*DIRECTIVE*
Below is a listing to transcribe in full and exactly; keep the pictures out.

*DATA IN THIS EXERCISE*
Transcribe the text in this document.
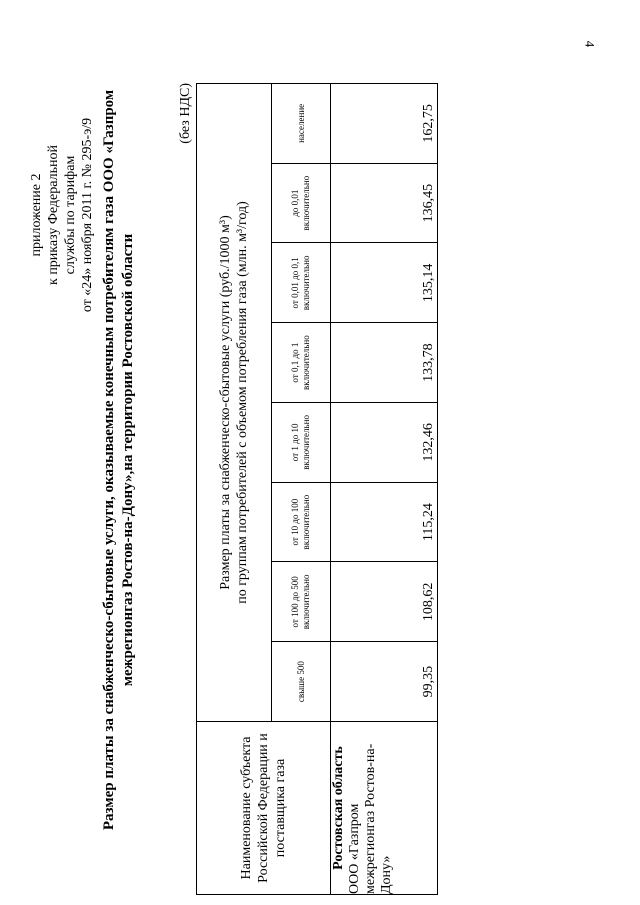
4
приложение 2 к приказу Федеральной службы по тарифам от «24» ноября 2011 г. № 295-э/9 Размер платы за снабженческо-сбытовые услуги, оказываемые конечным потребителям газа ООО «Газпром межрегионгаз Ростов-на-Дону»,на территории Ростовской области
(без НДС)
Наименование субъекта Российской Федерации и поставщика газа	Размер платы за снабженческо-сбытовые услуги (руб./1000 м³) по группам потребителей с объемом потребления газа (млн. м³/год)							

	свыше 500	от 100 до 500 включительно	от 10 до 100 включительно	от 1 до 10 включительно	от 0,1 до 1 включительно	от 0,01 до 0,1 включительно	до 0,01 включительно	население

Ростовская область ООО «Газпром межрегионгаз Ростов-на-Дону»	99,35	108,62	115,24	132,46	133,78	135,14	136,45	162,75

*REPLY TO THE EXERCISE*
Transcribe the text in this document.
4
приложение 2 к приказу Федеральной службы по тарифам от «24» ноября 2011 г. № 295-э/9 Размер платы за снабженческо-сбытовые услуги, оказываемые конечным потребителям газа ООО «Газпром межрегионгаз Ростов-на-Дону»,на территории Ростовской области
(без НДС)
Наименование субъекта Российской Федерации и поставщика газа	Размер платы за снабженческо-сбытовые услуги (руб./1000 м³) по группам потребителей с объемом потребления газа (млн. м³/год)							

	свыше 500	от 100 до 500 включительно	от 10 до 100 включительно	от 1 до 10 включительно	от 0,1 до 1 включительно	от 0,01 до 0,1 включительно	до 0,01 включительно	население

Ростовская область ООО «Газпром межрегионгаз Ростов-на-Дону»	99,35	108,62	115,24	132,46	133,78	135,14	136,45	162,75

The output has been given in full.